[Collection entries]

☆ ☆ ☆ ☆ ☆

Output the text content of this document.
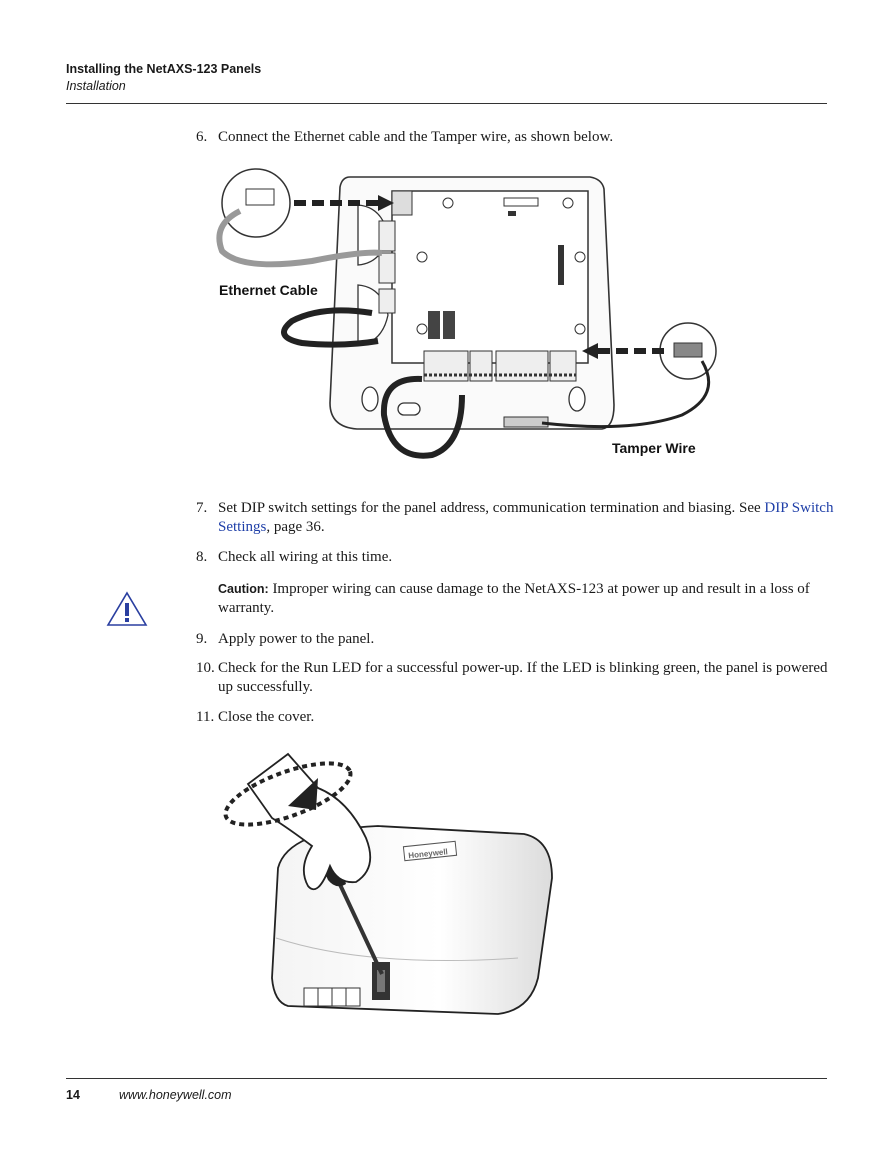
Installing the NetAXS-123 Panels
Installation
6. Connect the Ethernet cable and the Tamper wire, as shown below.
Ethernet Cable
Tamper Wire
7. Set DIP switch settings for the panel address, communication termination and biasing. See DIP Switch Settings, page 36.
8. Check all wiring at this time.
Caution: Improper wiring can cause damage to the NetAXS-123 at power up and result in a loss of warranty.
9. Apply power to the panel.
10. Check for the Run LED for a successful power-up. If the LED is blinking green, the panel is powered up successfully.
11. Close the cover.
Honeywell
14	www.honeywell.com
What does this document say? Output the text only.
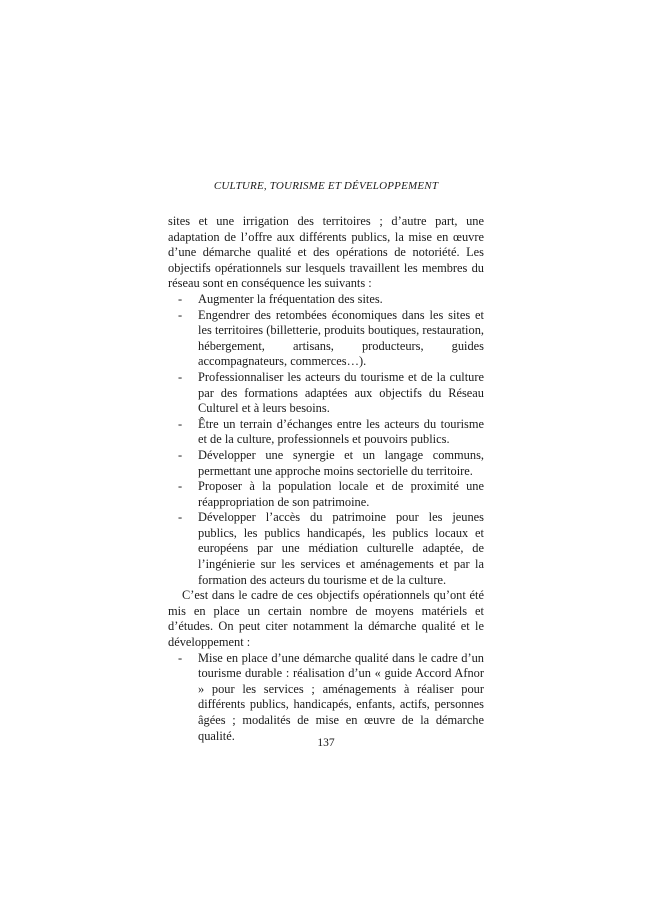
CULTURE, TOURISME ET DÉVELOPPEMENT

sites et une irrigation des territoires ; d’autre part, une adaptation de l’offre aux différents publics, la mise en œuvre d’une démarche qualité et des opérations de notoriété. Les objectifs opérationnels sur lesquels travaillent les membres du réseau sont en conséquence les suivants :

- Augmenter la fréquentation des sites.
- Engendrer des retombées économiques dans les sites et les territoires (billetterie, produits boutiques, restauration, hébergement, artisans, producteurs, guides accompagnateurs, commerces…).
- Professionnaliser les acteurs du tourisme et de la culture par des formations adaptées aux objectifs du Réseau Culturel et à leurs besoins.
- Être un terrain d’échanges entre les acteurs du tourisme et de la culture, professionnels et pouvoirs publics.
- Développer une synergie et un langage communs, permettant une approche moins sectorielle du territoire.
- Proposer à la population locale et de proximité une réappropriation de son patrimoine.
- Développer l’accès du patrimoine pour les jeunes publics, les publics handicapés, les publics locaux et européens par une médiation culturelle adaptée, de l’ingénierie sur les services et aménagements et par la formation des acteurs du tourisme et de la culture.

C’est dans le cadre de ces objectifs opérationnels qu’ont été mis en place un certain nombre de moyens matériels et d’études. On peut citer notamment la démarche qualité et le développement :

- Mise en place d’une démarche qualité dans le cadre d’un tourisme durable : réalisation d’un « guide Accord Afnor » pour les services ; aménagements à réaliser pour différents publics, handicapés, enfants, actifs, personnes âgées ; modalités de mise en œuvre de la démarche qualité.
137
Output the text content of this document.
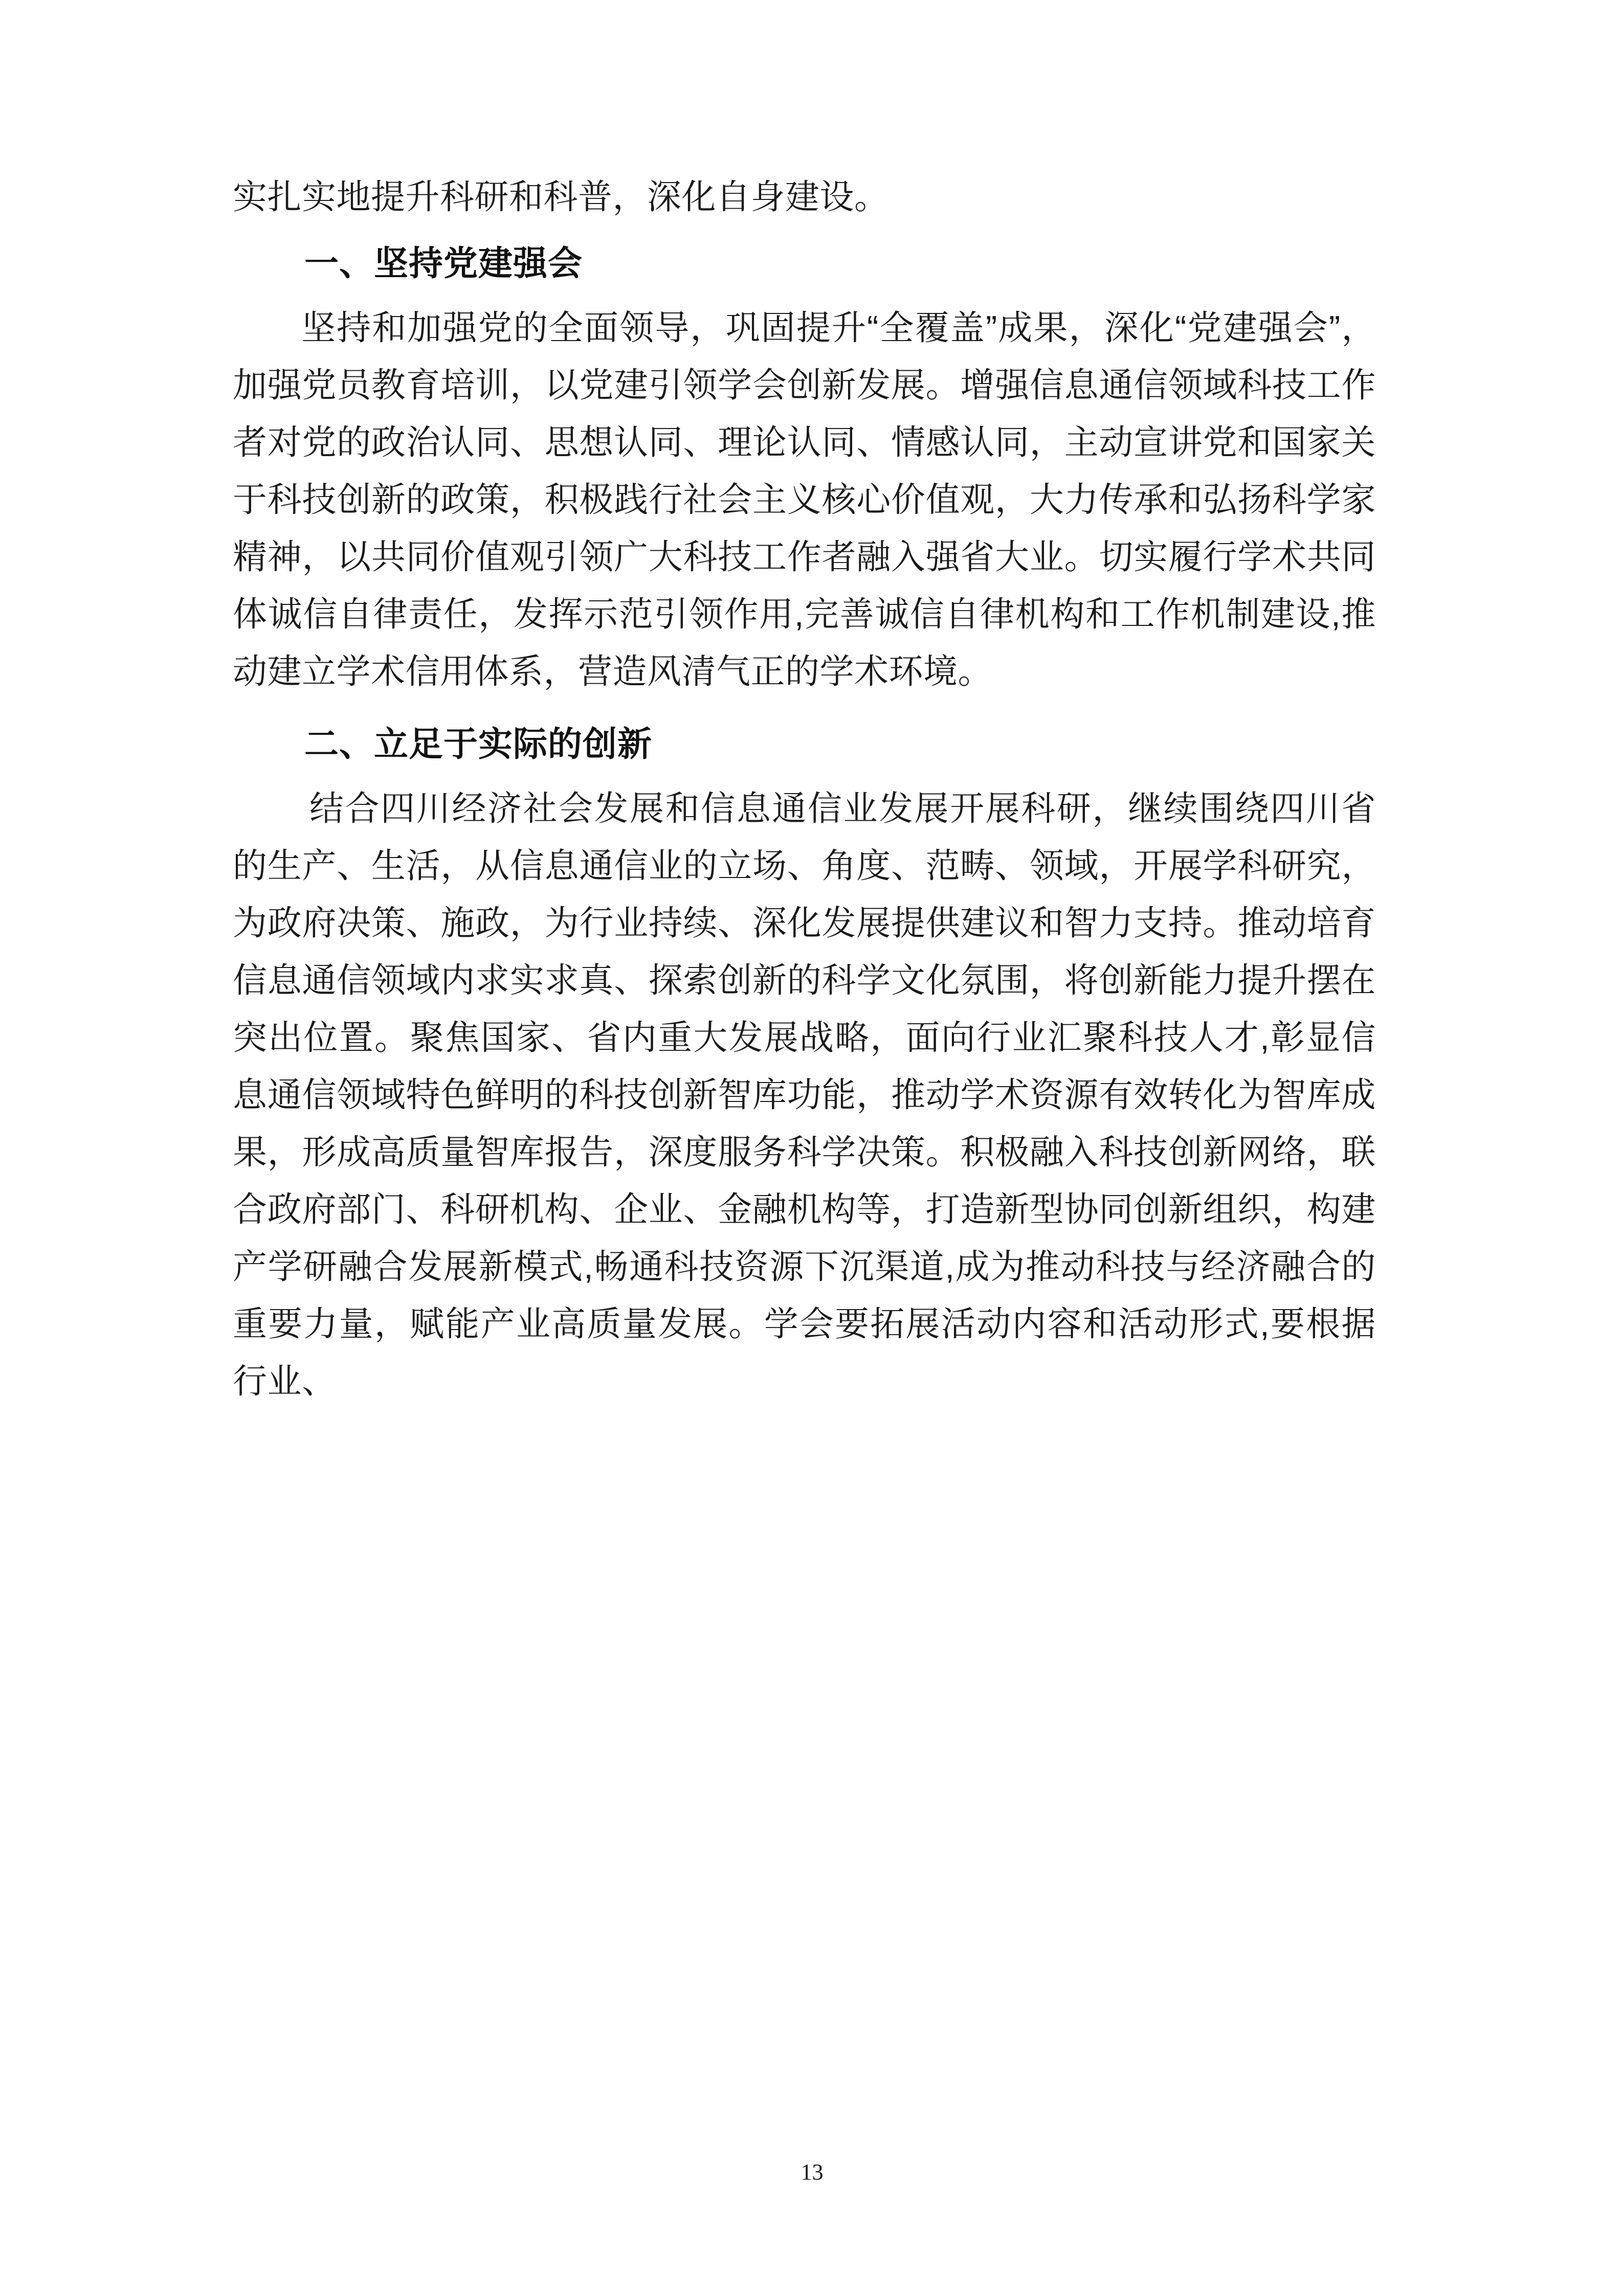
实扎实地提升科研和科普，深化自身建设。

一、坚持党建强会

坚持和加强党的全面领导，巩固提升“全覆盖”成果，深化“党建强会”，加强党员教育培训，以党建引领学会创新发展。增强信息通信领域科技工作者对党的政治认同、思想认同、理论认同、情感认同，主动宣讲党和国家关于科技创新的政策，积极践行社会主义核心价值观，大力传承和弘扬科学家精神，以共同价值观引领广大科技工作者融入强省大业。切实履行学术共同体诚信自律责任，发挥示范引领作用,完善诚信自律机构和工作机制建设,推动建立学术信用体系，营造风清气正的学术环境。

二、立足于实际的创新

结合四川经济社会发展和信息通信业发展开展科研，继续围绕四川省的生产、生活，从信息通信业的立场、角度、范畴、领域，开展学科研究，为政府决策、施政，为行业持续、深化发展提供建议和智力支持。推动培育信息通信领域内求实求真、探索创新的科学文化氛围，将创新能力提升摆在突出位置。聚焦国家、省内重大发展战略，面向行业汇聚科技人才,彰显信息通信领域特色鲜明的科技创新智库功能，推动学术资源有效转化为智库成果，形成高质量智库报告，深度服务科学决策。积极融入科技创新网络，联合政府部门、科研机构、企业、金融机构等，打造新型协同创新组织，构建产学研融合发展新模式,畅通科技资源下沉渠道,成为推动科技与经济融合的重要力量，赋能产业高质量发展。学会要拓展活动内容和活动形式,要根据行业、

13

☆ ☆ ☆ ☆ ☆

--- WORK TO BE COMPLETED ---
Look through the records and gather every line containing "place".

--- SOLUTION ---
C’est dans le cadre de ces objectifs opérationnels qu’ont été mis en place un certain nombre de moyens matériels et d’études. On peut citer notamment la démarche qualité et le développement :
- Mise en place d’une démarche qualité dans le cadre d’un tourisme durable : réalisation d’un « guide Accord Afnor » pour les services ; aménagements à réaliser pour différents publics, handicapés, enfants, actifs, personnes âgées ; modalités de mise en œuvre de la démarche qualité.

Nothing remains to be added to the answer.